→ **SUPPLIED RECORDS**
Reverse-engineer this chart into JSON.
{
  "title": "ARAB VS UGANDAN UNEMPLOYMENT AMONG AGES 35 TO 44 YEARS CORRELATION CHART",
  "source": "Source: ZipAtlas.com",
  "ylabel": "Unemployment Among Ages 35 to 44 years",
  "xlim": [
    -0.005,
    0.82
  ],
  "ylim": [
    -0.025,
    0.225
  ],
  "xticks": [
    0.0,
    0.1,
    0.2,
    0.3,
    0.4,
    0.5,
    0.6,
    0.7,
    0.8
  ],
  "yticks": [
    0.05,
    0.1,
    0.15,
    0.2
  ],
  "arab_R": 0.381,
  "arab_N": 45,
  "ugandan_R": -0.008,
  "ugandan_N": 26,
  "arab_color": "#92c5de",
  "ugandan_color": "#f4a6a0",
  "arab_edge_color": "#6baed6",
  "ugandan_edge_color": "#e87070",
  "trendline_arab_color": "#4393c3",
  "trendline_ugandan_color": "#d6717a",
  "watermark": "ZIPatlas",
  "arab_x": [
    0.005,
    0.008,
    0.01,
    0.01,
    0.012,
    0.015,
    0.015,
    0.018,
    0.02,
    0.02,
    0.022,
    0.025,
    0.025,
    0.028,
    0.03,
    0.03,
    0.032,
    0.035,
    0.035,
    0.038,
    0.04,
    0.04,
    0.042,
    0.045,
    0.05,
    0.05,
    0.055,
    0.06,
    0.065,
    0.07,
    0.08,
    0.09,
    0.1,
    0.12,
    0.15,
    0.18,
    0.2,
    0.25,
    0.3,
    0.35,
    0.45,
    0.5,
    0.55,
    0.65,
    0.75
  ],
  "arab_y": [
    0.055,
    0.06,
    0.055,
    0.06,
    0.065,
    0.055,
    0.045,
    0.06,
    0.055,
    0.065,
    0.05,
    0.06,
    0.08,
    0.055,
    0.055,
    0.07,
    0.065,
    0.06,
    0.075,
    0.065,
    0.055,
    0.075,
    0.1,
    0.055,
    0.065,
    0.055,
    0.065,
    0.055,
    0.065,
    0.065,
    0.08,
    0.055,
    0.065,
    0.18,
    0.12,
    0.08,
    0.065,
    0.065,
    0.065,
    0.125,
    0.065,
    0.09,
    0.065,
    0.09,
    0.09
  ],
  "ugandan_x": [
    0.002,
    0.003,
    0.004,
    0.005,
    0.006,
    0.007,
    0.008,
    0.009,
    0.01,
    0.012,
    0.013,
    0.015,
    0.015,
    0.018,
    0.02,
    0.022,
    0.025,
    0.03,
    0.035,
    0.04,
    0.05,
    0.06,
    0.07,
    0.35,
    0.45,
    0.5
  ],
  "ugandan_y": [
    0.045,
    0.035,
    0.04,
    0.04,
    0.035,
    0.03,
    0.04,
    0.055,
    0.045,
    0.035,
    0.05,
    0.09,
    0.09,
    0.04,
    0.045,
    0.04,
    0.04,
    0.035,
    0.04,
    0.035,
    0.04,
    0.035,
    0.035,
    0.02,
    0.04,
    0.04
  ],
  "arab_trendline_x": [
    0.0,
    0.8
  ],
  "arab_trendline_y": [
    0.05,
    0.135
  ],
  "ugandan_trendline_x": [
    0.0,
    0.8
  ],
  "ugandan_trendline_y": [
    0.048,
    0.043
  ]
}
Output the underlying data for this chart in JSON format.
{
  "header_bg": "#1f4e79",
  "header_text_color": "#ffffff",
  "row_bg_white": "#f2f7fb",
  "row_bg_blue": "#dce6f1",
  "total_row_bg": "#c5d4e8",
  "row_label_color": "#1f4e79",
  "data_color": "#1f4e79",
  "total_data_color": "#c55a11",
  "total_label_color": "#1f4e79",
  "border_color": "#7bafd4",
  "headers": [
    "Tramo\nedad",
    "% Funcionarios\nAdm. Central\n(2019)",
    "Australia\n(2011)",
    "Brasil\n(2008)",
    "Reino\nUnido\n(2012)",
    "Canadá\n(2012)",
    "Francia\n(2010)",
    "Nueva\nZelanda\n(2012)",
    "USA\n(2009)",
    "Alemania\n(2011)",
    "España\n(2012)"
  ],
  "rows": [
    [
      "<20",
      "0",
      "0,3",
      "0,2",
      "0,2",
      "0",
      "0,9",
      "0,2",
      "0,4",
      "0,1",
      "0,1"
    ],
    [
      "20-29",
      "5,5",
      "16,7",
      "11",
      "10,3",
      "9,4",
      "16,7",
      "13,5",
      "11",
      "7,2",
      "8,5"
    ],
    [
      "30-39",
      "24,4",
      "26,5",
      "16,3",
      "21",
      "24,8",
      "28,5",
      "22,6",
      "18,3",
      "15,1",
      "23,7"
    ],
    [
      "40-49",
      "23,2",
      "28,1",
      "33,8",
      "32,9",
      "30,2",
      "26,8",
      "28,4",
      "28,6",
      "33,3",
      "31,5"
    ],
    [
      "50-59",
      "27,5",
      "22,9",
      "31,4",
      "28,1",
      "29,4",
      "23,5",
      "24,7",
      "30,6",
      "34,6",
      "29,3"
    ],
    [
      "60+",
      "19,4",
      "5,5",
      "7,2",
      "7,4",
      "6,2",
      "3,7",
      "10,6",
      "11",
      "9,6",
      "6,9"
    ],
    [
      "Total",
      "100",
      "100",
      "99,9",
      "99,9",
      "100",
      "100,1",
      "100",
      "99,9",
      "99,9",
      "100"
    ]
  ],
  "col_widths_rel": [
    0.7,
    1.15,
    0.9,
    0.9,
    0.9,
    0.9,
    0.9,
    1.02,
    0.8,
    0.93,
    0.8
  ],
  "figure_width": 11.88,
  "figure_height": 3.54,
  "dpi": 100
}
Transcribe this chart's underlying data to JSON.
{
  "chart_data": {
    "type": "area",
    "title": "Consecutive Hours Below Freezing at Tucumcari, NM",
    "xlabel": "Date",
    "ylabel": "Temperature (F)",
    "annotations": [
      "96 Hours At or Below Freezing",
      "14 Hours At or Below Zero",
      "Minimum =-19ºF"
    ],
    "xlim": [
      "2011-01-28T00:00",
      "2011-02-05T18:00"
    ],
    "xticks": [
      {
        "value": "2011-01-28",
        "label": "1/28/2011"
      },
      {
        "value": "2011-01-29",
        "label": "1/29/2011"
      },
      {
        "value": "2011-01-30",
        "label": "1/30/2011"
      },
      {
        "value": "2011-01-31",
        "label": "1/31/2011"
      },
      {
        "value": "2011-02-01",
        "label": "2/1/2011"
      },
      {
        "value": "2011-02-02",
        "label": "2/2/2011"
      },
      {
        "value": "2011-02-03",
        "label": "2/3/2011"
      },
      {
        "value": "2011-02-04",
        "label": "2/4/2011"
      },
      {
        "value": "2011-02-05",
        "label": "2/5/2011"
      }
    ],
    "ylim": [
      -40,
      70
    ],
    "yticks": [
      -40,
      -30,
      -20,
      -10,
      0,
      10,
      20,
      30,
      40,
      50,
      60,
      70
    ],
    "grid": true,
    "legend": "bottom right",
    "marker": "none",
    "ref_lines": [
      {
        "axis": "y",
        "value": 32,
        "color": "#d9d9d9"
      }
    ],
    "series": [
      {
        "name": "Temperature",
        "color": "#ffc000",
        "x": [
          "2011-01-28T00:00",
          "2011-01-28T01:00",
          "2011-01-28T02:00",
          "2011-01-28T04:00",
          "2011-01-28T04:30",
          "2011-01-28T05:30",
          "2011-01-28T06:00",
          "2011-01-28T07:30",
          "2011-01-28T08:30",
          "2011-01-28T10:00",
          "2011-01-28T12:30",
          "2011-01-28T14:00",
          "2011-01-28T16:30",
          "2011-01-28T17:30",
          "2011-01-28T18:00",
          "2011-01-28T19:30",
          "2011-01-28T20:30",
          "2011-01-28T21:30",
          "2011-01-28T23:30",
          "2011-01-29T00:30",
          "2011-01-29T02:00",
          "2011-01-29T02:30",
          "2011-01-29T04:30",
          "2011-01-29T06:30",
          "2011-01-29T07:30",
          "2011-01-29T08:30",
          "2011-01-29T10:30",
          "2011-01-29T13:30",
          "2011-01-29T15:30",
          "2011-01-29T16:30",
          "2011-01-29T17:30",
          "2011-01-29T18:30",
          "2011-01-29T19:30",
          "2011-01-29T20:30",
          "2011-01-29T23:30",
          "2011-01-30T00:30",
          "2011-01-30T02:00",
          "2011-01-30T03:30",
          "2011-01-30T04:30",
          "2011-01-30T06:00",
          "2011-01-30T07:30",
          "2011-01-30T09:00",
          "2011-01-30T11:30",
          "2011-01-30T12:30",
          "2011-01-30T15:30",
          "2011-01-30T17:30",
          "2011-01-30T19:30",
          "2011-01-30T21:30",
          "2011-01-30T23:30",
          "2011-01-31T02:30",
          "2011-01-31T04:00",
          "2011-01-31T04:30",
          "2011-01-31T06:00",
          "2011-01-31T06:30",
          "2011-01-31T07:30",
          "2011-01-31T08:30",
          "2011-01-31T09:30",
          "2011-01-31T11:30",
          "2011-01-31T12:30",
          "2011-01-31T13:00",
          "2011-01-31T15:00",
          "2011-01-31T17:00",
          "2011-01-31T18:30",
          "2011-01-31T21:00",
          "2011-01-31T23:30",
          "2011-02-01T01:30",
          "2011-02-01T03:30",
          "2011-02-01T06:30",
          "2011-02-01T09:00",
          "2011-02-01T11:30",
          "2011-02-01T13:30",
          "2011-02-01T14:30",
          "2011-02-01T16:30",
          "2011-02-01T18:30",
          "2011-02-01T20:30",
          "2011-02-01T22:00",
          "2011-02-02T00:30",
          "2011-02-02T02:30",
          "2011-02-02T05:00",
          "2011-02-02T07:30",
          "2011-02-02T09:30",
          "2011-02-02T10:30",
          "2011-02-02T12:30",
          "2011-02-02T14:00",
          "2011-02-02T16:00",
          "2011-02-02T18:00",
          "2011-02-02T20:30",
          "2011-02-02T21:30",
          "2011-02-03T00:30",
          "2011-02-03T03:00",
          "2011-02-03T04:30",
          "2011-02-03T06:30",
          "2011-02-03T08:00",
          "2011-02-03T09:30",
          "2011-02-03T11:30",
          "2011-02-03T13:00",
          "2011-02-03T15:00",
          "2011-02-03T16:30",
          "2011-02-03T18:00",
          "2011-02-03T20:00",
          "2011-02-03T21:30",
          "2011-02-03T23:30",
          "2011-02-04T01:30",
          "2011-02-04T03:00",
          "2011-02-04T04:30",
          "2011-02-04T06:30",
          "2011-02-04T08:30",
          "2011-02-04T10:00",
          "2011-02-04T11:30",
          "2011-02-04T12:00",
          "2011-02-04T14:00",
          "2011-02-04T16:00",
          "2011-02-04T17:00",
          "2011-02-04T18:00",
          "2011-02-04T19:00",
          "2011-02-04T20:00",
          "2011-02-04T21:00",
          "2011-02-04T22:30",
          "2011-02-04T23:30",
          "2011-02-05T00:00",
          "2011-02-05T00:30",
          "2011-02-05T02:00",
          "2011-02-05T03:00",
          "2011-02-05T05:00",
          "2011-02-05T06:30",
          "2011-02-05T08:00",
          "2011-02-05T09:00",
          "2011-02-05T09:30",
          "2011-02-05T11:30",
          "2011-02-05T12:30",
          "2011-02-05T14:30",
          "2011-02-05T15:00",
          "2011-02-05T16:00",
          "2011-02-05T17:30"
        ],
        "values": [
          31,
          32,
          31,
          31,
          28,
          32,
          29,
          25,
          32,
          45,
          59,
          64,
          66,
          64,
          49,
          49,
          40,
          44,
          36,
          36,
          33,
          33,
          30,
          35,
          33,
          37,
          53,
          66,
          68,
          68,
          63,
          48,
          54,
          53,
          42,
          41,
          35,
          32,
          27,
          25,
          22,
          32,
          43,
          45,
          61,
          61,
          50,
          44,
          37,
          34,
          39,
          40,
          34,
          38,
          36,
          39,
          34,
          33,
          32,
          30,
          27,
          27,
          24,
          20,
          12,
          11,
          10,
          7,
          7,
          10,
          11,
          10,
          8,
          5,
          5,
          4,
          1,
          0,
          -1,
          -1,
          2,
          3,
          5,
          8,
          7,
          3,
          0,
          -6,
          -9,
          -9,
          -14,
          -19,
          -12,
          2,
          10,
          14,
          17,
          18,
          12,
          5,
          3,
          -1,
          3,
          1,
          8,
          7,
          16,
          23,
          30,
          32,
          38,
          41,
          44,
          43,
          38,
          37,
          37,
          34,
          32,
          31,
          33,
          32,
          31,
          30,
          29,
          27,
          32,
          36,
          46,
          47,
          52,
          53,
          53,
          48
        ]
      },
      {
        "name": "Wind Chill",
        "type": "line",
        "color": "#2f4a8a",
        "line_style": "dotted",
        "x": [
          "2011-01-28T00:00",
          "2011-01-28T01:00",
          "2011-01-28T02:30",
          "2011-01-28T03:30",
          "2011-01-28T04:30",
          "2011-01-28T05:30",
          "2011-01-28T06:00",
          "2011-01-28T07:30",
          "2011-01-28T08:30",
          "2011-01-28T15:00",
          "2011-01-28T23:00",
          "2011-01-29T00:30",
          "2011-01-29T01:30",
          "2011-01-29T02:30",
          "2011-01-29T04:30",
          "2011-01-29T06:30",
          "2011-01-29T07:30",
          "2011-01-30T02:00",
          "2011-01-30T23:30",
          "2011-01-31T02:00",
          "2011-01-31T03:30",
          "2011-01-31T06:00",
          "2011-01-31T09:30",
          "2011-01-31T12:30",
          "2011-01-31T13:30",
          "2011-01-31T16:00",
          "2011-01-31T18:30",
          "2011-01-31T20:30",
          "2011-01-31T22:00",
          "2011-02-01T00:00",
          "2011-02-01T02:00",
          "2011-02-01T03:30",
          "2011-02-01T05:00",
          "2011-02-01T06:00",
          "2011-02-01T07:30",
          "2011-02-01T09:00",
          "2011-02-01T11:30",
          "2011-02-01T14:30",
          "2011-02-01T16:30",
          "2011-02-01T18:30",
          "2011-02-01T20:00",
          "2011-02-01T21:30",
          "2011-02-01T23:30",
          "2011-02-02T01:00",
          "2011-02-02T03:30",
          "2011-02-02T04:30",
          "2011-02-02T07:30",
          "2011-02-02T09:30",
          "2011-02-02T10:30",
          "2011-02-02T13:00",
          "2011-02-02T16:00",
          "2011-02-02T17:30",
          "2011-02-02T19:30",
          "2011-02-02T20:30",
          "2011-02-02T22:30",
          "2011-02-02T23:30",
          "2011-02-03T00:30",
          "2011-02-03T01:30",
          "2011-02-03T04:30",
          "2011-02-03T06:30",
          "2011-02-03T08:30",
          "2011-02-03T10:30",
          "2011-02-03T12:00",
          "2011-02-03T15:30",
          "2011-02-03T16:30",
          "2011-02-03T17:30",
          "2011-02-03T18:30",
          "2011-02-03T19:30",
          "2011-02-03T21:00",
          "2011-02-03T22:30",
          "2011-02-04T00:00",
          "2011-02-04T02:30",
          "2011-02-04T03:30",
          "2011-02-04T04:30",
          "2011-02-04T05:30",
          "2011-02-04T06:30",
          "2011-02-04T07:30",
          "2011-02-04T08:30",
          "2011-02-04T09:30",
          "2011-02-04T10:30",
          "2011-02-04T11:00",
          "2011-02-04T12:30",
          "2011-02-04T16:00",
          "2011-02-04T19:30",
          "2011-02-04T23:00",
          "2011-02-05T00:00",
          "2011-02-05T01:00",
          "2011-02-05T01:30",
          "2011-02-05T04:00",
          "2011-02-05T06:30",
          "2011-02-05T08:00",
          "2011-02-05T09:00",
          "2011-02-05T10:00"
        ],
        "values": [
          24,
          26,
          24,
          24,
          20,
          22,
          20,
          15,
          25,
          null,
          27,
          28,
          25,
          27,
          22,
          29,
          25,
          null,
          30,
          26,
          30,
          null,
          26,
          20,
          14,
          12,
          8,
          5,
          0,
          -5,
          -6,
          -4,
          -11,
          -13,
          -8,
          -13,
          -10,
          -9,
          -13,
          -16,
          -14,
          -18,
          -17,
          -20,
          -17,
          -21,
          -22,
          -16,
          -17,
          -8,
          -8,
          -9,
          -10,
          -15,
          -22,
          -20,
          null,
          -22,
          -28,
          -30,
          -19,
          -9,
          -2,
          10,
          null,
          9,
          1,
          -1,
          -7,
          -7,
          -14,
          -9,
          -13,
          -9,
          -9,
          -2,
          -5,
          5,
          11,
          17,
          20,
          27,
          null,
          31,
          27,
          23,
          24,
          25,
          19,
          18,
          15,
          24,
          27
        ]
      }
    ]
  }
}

→ **WHAT TO PRODUCE**
Pull out each line of the entries that contains "JSON".

→ **RESPONSE TO THIS TASK**
Reverse-engineer this chart into JSON.
Output the underlying data for this chart in JSON format.
Transcribe this chart's underlying data to JSON.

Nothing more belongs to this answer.